Restate the listing below word for word, omitting any images.
** start of DATA EXTRACT **
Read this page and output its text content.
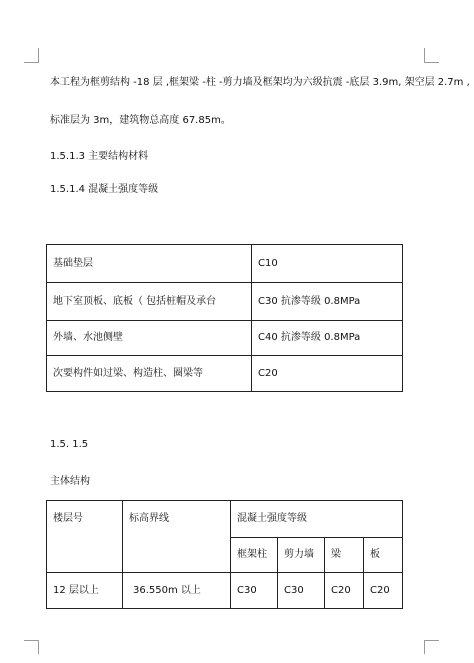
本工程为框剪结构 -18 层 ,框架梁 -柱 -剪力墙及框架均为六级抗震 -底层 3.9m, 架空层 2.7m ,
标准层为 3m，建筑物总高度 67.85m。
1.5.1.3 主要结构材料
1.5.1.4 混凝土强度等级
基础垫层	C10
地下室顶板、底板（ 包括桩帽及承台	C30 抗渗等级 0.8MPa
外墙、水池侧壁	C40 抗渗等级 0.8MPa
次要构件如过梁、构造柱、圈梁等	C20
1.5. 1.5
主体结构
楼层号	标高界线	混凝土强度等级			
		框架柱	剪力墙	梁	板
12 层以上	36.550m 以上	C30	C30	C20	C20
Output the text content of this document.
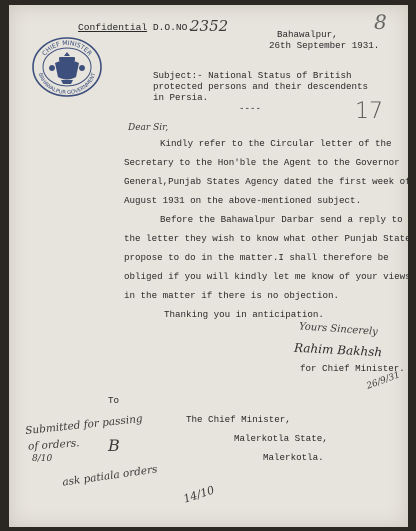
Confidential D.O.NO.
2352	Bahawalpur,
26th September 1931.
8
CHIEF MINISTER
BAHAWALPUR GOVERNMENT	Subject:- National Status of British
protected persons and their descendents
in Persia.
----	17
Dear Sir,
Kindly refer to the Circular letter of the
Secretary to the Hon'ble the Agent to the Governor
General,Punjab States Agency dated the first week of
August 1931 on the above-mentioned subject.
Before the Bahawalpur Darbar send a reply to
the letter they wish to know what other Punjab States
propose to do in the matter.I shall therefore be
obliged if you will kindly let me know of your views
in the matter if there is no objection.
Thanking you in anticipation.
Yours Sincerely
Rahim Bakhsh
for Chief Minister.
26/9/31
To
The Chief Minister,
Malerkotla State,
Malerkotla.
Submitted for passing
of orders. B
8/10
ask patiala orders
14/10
** end of DATA EXTRACT **
FULL OUTPUT:
Read this page and output its text content.
本工程为框剪结构 -18 层 ,框架梁 -柱 -剪力墙及框架均为六级抗震 -底层 3.9m, 架空层 2.7m ,
标准层为 3m，建筑物总高度 67.85m。
1.5.1.3 主要结构材料
1.5.1.4 混凝土强度等级
基础垫层	C10
地下室顶板、底板（ 包括桩帽及承台	C30 抗渗等级 0.8MPa
外墙、水池侧壁	C40 抗渗等级 0.8MPa
次要构件如过梁、构造柱、圈梁等	C20
1.5. 1.5
主体结构
楼层号	标高界线	混凝土强度等级			
		框架柱	剪力墙	梁	板
12 层以上	36.550m 以上	C30	C30	C20	C20
Output the text content of this document.
Confidential D.O.NO.
2352	Bahawalpur,
26th September 1931.
8
CHIEF MINISTER
BAHAWALPUR GOVERNMENT	Subject:- National Status of British
protected persons and their descendents
in Persia.
----	17
Dear Sir,
Kindly refer to the Circular letter of the
Secretary to the Hon'ble the Agent to the Governor
General,Punjab States Agency dated the first week of
August 1931 on the above-mentioned subject.
Before the Bahawalpur Darbar send a reply to
the letter they wish to know what other Punjab States
propose to do in the matter.I shall therefore be
obliged if you will kindly let me know of your views
in the matter if there is no objection.
Thanking you in anticipation.
Yours Sincerely
Rahim Bakhsh
for Chief Minister.
26/9/31
To
The Chief Minister,
Malerkotla State,
Malerkotla.
Submitted for passing
of orders. B
8/10
ask patiala orders
14/10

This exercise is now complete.